**Task directions**
All entries must be extracted exactly, with nothing added or dropped.

(Data entries)
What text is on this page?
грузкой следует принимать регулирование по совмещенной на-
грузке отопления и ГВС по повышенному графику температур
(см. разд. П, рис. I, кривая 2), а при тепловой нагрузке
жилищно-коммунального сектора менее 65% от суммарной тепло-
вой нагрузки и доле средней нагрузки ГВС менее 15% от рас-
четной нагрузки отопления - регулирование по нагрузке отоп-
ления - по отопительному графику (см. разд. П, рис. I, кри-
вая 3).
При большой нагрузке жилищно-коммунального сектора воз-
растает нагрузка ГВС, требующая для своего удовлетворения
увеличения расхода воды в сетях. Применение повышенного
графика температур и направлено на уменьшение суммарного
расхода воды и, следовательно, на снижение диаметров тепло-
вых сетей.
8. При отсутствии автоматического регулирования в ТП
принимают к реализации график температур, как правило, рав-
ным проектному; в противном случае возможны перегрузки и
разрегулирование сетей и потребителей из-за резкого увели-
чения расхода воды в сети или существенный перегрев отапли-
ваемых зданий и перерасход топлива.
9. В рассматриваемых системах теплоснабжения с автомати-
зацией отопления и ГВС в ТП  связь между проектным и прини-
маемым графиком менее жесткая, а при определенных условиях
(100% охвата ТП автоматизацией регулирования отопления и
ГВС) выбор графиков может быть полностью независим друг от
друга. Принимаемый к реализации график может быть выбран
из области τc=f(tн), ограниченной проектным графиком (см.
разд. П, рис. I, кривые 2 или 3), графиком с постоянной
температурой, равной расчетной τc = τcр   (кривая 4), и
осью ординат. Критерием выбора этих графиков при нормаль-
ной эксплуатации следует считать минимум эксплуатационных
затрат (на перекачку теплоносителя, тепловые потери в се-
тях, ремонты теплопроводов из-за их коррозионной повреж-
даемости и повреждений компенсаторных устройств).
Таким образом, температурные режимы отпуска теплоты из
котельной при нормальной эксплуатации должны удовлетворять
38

**Solution to the problem**
What text is on this page?
грузкой следует принимать регулирование по совмещенной на-
грузке отопления и ГВС по повышенному графику температур
(см. разд. П, рис. I, кривая 2), а при тепловой нагрузке
жилищно-коммунального сектора менее 65% от суммарной тепло-
вой нагрузки и доле средней нагрузки ГВС менее 15% от рас-
четной нагрузки отопления - регулирование по нагрузке отоп-
ления - по отопительному графику (см. разд. П, рис. I, кри-
вая 3).
При большой нагрузке жилищно-коммунального сектора воз-
растает нагрузка ГВС, требующая для своего удовлетворения
увеличения расхода воды в сетях. Применение повышенного
графика температур и направлено на уменьшение суммарного
расхода воды и, следовательно, на снижение диаметров тепло-
вых сетей.
8. При отсутствии автоматического регулирования в ТП
принимают к реализации график температур, как правило, рав-
ным проектному; в противном случае возможны перегрузки и
разрегулирование сетей и потребителей из-за резкого увели-
чения расхода воды в сети или существенный перегрев отапли-
ваемых зданий и перерасход топлива.
9. В рассматриваемых системах теплоснабжения с автомати-
зацией отопления и ГВС в ТП  связь между проектным и прини-
маемым графиком менее жесткая, а при определенных условиях
(100% охвата ТП автоматизацией регулирования отопления и
ГВС) выбор графиков может быть полностью независим друг от
друга. Принимаемый к реализации график может быть выбран
из области τc=f(tн), ограниченной проектным графиком (см.
разд. П, рис. I, кривые 2 или 3), графиком с постоянной
температурой, равной расчетной τc = τcр   (кривая 4), и
осью ординат. Критерием выбора этих графиков при нормаль-
ной эксплуатации следует считать минимум эксплуатационных
затрат (на перекачку теплоносителя, тепловые потери в се-
тях, ремонты теплопроводов из-за их коррозионной повреж-
даемости и повреждений компенсаторных устройств).
Таким образом, температурные режимы отпуска теплоты из
котельной при нормальной эксплуатации должны удовлетворять
38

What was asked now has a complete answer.